Return, character for character, the lines from the one containing "time-tick: Feb (207, 528, 227, 540)" through the one containing "price-tick: 1.30000 (898, 383, 932, 395)", both included.

* [SUPPLIED ENTRIES]:
════════════════

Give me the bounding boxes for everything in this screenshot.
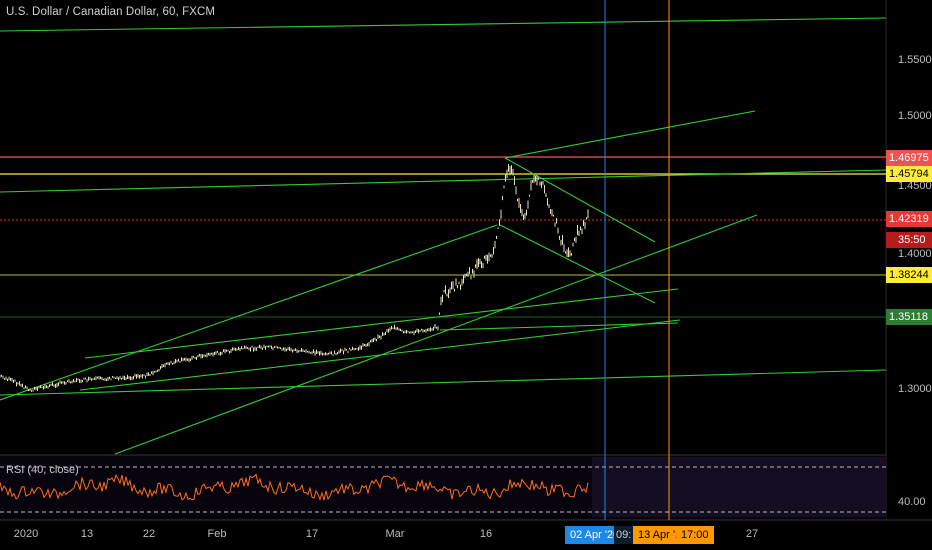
time-tick: Feb (207, 528, 227, 540)
trendlines (0, 17, 887, 455)
time-tick: 13 (80, 528, 94, 540)
trendline (0, 224, 498, 401)
trendline (0, 369, 887, 396)
grid (0, 0, 932, 521)
price-tick: 1.45000 (898, 180, 932, 192)
countdown-tag: 35:50 (886, 232, 932, 248)
price-tag-yellow: 1.45794 (886, 166, 932, 182)
vertical-markers (604, 0, 670, 520)
time-tick: 17 (305, 528, 319, 540)
trendline (504, 110, 756, 159)
rsi-pane (0, 466, 886, 513)
price-tick: 1.55000 (898, 54, 932, 66)
trendline (114, 214, 758, 455)
price-tag-last: 1.42319 (886, 211, 932, 227)
price-tick: 1.40000 (898, 248, 932, 260)
rsi-tick: 40.00 (898, 496, 926, 508)
trendline (499, 224, 656, 304)
price-tick: 1.50000 (898, 110, 932, 122)
crosshair-date-blue: 02 Apr '20 (565, 526, 625, 544)
time-tick: 16 (479, 528, 493, 540)
price-series (0, 164, 589, 392)
trendline (439, 322, 679, 331)
trendline (79, 319, 681, 391)
trendline (84, 288, 679, 359)
time-tick: 22 (142, 528, 156, 540)
price-tag-red: 1.46975 (886, 150, 932, 166)
rsi-line (0, 473, 589, 501)
price-tag-green: 1.35118 (886, 309, 932, 325)
time-tick: Mar (385, 528, 405, 540)
trendline (0, 17, 887, 32)
time-tick: 2020 (13, 528, 39, 540)
time-tick: 27 (745, 528, 759, 540)
symbol-title: U.S. Dollar / Canadian Dollar, 60, FXCM (6, 6, 216, 18)
crosshair-time-orange: 17:00 (676, 526, 714, 544)
price-tag-yellow-low: 1.38244 (886, 267, 932, 283)
trendline (504, 157, 656, 243)
price-tick: 1.30000 (898, 383, 932, 395)
trendline (0, 169, 887, 193)
rsi-future-shade (592, 457, 886, 517)
rsi-indicator-label[interactable]: RSI (40, close) (6, 464, 79, 476)
crosshair-time-trail: 09: (614, 526, 634, 544)
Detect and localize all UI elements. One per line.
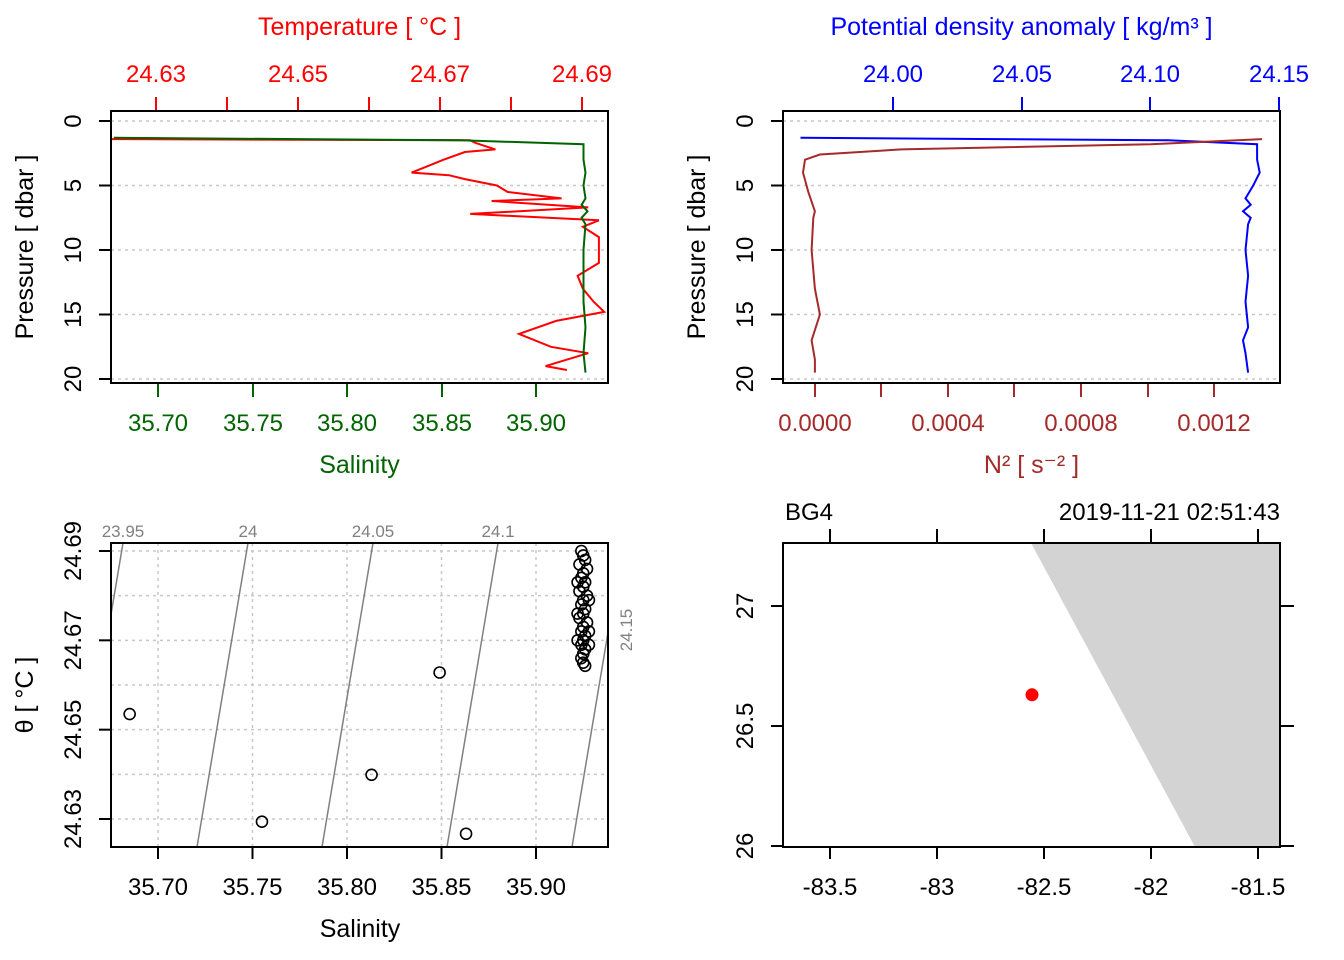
isopycnal-line [446, 543, 499, 847]
isopycnal-line [196, 543, 249, 847]
bottom-tick-label: 0.0000 [778, 410, 851, 437]
plot-frame [110, 542, 609, 848]
y-axis-label: Pressure [ dbar ] [683, 155, 711, 340]
isopycnal-label: 24 [239, 522, 258, 541]
y-tick-label: 26 [732, 833, 759, 860]
x-tick-label: -82.5 [1017, 874, 1072, 901]
bottom-tick-label: 0.0008 [1044, 410, 1117, 437]
y-tick-label: 24.65 [60, 700, 87, 760]
map-frame [782, 542, 1281, 848]
x-tick-label: 35.80 [317, 874, 377, 901]
isopycnal-line [571, 627, 608, 847]
plot-frame [110, 110, 609, 384]
isopycnal-label: 24.1 [481, 522, 514, 541]
x-axis-label: Salinity [320, 915, 401, 943]
N2-profile-line [801, 138, 1263, 373]
plot-frame [782, 110, 1281, 384]
bottom-tick-label: 0.0012 [1177, 410, 1250, 437]
temperature-profile-line [110, 138, 607, 371]
bottom-tick-label: 0.0004 [911, 410, 984, 437]
sigma-theta-profile-line [800, 136, 1261, 373]
y-axis-label: Pressure [ dbar ] [11, 155, 39, 340]
y-tick-label: 10 [732, 237, 759, 264]
isopycnal-label: 23.95 [102, 522, 145, 541]
station-marker [1025, 688, 1039, 702]
station-name: BG4 [785, 499, 833, 526]
bottom-tick-label: 35.75 [223, 410, 283, 437]
ts-point [578, 659, 592, 673]
ts-point [582, 638, 596, 652]
x-tick-label: -81.5 [1231, 874, 1286, 901]
y-tick-label: 26.5 [732, 703, 759, 750]
top-tick-label: 24.69 [552, 61, 612, 88]
top-tick-label: 24.15 [1249, 61, 1309, 88]
bottom-tick-label: 35.70 [128, 410, 188, 437]
y-tick-label: 24.63 [60, 789, 87, 849]
ts-point [459, 827, 473, 841]
ts-point [123, 707, 136, 721]
y-tick-label: 15 [60, 301, 87, 328]
y-tick-label: 5 [732, 179, 759, 192]
salinity-profile-line [113, 136, 589, 373]
top-tick-label: 24.63 [126, 61, 186, 88]
ts-point [571, 575, 584, 589]
y-tick-label: 24.69 [60, 521, 87, 581]
ts-point [365, 768, 378, 782]
isopycnal-label: 24.15 [617, 609, 636, 652]
y-tick-label: 5 [60, 179, 87, 192]
station-time: 2019-11-21 02:51:43 [1059, 499, 1280, 526]
ts-point [571, 634, 584, 647]
top-tick-label: 24.65 [268, 61, 328, 88]
y-tick-label: 20 [732, 366, 759, 393]
bottom-tick-label: 35.90 [506, 410, 566, 437]
x-tick-label: -82 [1134, 874, 1169, 901]
ts-point [433, 666, 446, 679]
bottom-axis-label: Salinity [319, 451, 400, 479]
ts-point [582, 593, 596, 607]
bottom-tick-label: 35.85 [412, 410, 472, 437]
top-tick-label: 24.05 [992, 61, 1052, 88]
coastline-land [1031, 543, 1280, 847]
y-tick-label: 20 [60, 366, 87, 393]
isopycnal-group [111, 543, 608, 847]
y-tick-label: 0 [60, 114, 87, 127]
isopycnal-label: 24.05 [352, 522, 395, 541]
top-axis-label: Temperature [ °C ] [258, 13, 461, 41]
x-tick-label: 35.75 [222, 874, 282, 901]
y-tick-label: 27 [732, 593, 759, 620]
y-tick-label: 10 [60, 237, 87, 264]
isopycnal-line [321, 543, 374, 847]
ts-point [582, 625, 596, 638]
top-tick-label: 24.10 [1120, 61, 1180, 88]
x-tick-label: 35.90 [506, 874, 566, 901]
y-tick-label: 24.67 [60, 610, 87, 670]
y-tick-label: 15 [732, 301, 759, 328]
x-tick-label: -83.5 [803, 874, 858, 901]
y-tick-label: 0 [732, 114, 759, 127]
x-tick-label: 35.85 [411, 874, 471, 901]
top-tick-label: 24.67 [410, 61, 470, 88]
x-tick-label: 35.70 [128, 874, 188, 901]
top-tick-label: 24.00 [863, 61, 923, 88]
x-tick-label: -83 [920, 874, 955, 901]
ts-point [255, 815, 269, 828]
bottom-tick-label: 35.80 [317, 410, 377, 437]
top-axis-label: Potential density anomaly [ kg/m³ ] [830, 13, 1212, 41]
bottom-axis-label: N² [ s⁻² ] [984, 451, 1079, 479]
isopycnal-line [111, 543, 124, 620]
ts-point [571, 607, 584, 620]
y-axis-label: θ [ °C ] [11, 657, 39, 734]
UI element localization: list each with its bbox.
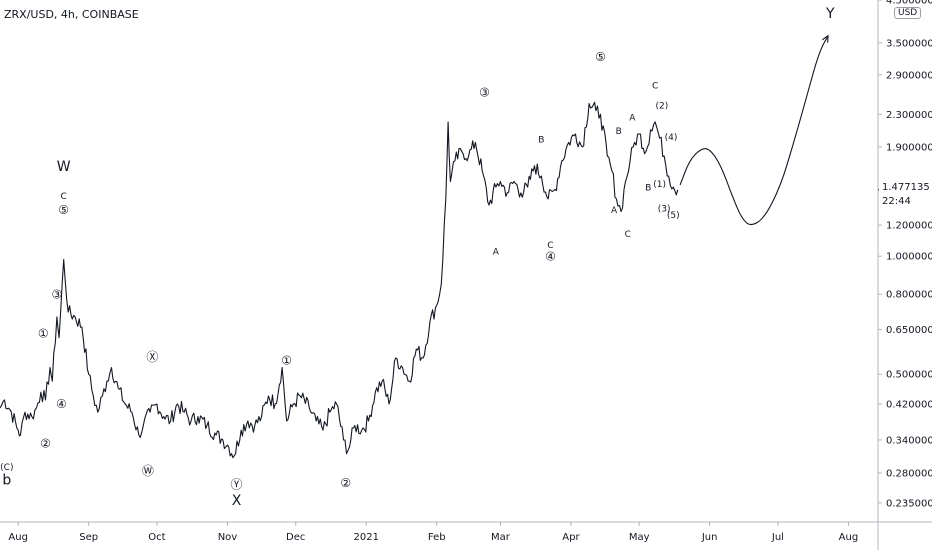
wave-label: A	[629, 113, 636, 123]
projection-curve	[679, 35, 829, 226]
wave-label: C	[547, 241, 553, 251]
wave-label: ④	[56, 397, 67, 411]
price-tick-label: 0.500000	[886, 370, 932, 381]
wave-label: A	[611, 206, 618, 216]
wave-label: ①	[38, 327, 49, 341]
price-line	[0, 101, 679, 459]
price-tick-label: 0.800000	[886, 290, 932, 301]
wave-label: (2)	[656, 101, 669, 111]
wave-label: W	[57, 159, 71, 175]
wave-label: B	[538, 135, 544, 145]
price-tick-label: 0.420000	[886, 399, 932, 410]
wave-label: ③	[51, 288, 62, 302]
wave-label: ⑤	[595, 50, 606, 64]
wave-label: (1)	[653, 180, 666, 190]
projection-path	[679, 34, 829, 226]
wave-label: C	[61, 192, 67, 202]
wave-label: ②	[40, 437, 51, 451]
price-axis[interactable]: 4.500000 3.500000 2.900000 2.300000 1.900000…	[877, 0, 932, 550]
bar-countdown: 22:44	[882, 196, 911, 207]
wave-label: ①	[281, 353, 292, 367]
time-tick-label: 2021	[353, 532, 378, 543]
price-tick-label: 3.500000	[886, 38, 932, 49]
wave-label: B	[616, 127, 622, 137]
wave-label: ⑤	[58, 203, 69, 217]
wave-label: (5)	[667, 211, 680, 221]
price-tick-label: 0.650000	[886, 325, 932, 336]
price-tick-label: 0.235000	[886, 498, 932, 509]
price-tick-label: 1.900000	[886, 142, 932, 153]
wave-label: Ⓦ	[142, 464, 154, 478]
time-axis[interactable]: Aug Sep Oct Nov Dec 2021 Feb Mar Apr May Jun Jul Aug	[0, 521, 932, 543]
wave-label: B	[645, 184, 651, 194]
currency-badge[interactable]: USD	[894, 7, 922, 19]
time-tick-label: Dec	[286, 532, 305, 543]
price-tick-label: 0.280000	[886, 469, 932, 480]
time-tick-label: Feb	[428, 532, 446, 543]
wave-label: ③	[479, 86, 490, 100]
time-tick-label: Aug	[8, 532, 28, 543]
time-tick-label: May	[629, 532, 650, 543]
time-tick-label: Nov	[218, 532, 238, 543]
wave-label: (3)	[658, 204, 671, 214]
wave-label: Ⓧ	[146, 350, 158, 364]
time-tick-label: Oct	[148, 532, 165, 543]
wave-label: ②	[340, 476, 351, 490]
time-tick-label: Mar	[491, 532, 511, 543]
time-tick-label: Aug	[839, 532, 859, 543]
wave-label: X	[232, 493, 242, 509]
projection-arrowhead	[821, 34, 829, 43]
time-tick-label: Apr	[562, 532, 580, 543]
last-price-tag: 1.477135 22:44	[879, 181, 932, 212]
chart-title: ZRX/USD, 4h, COINBASE	[4, 8, 139, 21]
wave-label: C	[625, 230, 631, 240]
wave-label: C	[652, 81, 658, 91]
price-tick-label: 0.340000	[886, 435, 932, 446]
wave-label: A	[493, 247, 500, 257]
time-tick-label: Sep	[79, 532, 98, 543]
time-tick-label: Jun	[701, 532, 718, 543]
wave-label: ④	[545, 249, 556, 263]
price-tick-label: 2.300000	[886, 110, 932, 121]
time-tick-label: Jul	[771, 532, 784, 543]
wave-label: Y	[825, 6, 835, 22]
last-price-value: 1.477135	[882, 182, 930, 193]
price-series	[0, 101, 679, 459]
price-tick-label: 2.900000	[886, 70, 932, 81]
price-tick-label: 1.200000	[886, 221, 932, 232]
price-tick-label: 1.000000	[886, 252, 932, 263]
wave-label: (4)	[665, 133, 678, 143]
wave-label: Ⓨ	[231, 477, 243, 491]
wave-label: (C)	[0, 463, 13, 473]
wave-label: b	[2, 472, 11, 488]
price-tick-label: 4.500000	[886, 0, 932, 7]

════════════════

* [SOLVED PROBLEM]:
time-tick: Feb (207, 528, 227, 540)
trendlines (0, 17, 887, 455)
time-tick: 13 (80, 528, 94, 540)
trendline (0, 224, 498, 401)
trendline (0, 369, 887, 396)
grid (0, 0, 932, 521)
price-tick: 1.45000 (898, 180, 932, 192)
countdown-tag: 35:50 (886, 232, 932, 248)
price-tag-yellow: 1.45794 (886, 166, 932, 182)
vertical-markers (604, 0, 670, 520)
time-tick: 17 (305, 528, 319, 540)
trendline (504, 110, 756, 159)
rsi-pane (0, 466, 886, 513)
price-tick: 1.55000 (898, 54, 932, 66)
trendline (114, 214, 758, 455)
price-tag-last: 1.42319 (886, 211, 932, 227)
price-tick: 1.40000 (898, 248, 932, 260)
rsi-tick: 40.00 (898, 496, 926, 508)
trendline (499, 224, 656, 304)
price-tick: 1.50000 (898, 110, 932, 122)
crosshair-date-blue: 02 Apr '20 (565, 526, 625, 544)
time-tick: 16 (479, 528, 493, 540)
price-series (0, 164, 589, 392)
trendline (439, 322, 679, 331)
trendline (79, 319, 681, 391)
trendline (84, 288, 679, 359)
time-tick: 22 (142, 528, 156, 540)
price-tag-red: 1.46975 (886, 150, 932, 166)
rsi-line (0, 473, 589, 501)
price-tag-green: 1.35118 (886, 309, 932, 325)
time-tick: Mar (385, 528, 405, 540)
trendline (0, 17, 887, 32)
time-tick: 2020 (13, 528, 39, 540)
time-tick: 27 (745, 528, 759, 540)
symbol-title: U.S. Dollar / Canadian Dollar, 60, FXCM (6, 6, 216, 18)
crosshair-time-orange: 17:00 (676, 526, 714, 544)
price-tag-yellow-low: 1.38244 (886, 267, 932, 283)
trendline (504, 157, 656, 243)
price-tick: 1.30000 (898, 383, 932, 395)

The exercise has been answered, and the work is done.